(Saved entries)

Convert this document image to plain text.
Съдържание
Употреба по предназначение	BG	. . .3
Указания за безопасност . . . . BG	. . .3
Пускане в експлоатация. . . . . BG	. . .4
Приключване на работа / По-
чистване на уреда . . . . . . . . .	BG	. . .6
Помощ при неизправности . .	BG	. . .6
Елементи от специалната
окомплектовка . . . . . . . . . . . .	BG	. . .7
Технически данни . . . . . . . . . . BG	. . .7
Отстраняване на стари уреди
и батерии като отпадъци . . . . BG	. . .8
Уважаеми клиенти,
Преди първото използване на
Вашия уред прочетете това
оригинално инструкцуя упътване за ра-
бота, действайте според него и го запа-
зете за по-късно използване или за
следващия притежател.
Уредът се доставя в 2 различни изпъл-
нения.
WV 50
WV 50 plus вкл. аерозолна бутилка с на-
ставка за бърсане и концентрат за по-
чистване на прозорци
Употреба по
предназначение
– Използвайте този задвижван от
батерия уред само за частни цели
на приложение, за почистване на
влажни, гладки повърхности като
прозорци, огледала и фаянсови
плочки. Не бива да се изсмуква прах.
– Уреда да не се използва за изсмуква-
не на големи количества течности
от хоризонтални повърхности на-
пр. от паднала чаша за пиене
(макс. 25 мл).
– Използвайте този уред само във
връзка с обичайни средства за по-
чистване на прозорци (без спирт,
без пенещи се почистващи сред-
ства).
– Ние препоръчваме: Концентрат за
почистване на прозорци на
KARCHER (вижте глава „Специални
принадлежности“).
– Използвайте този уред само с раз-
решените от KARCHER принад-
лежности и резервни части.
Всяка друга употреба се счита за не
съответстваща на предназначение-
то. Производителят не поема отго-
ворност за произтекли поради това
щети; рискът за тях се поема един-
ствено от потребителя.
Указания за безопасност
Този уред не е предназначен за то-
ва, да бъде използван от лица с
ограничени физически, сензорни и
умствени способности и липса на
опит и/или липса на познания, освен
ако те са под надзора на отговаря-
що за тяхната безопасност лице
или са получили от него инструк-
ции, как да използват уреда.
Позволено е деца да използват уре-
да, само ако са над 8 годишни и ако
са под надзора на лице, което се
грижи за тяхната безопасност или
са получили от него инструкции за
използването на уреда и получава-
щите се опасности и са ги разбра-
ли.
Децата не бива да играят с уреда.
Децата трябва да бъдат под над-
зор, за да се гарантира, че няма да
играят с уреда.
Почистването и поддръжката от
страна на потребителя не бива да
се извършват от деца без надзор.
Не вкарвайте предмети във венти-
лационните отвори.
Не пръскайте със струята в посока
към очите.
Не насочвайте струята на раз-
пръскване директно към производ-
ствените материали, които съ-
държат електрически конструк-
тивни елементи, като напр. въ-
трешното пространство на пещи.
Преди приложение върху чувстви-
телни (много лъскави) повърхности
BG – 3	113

- **To be done**: Your answer should be a single number: the count of lines containing the word "бива".

- **Output below**: 3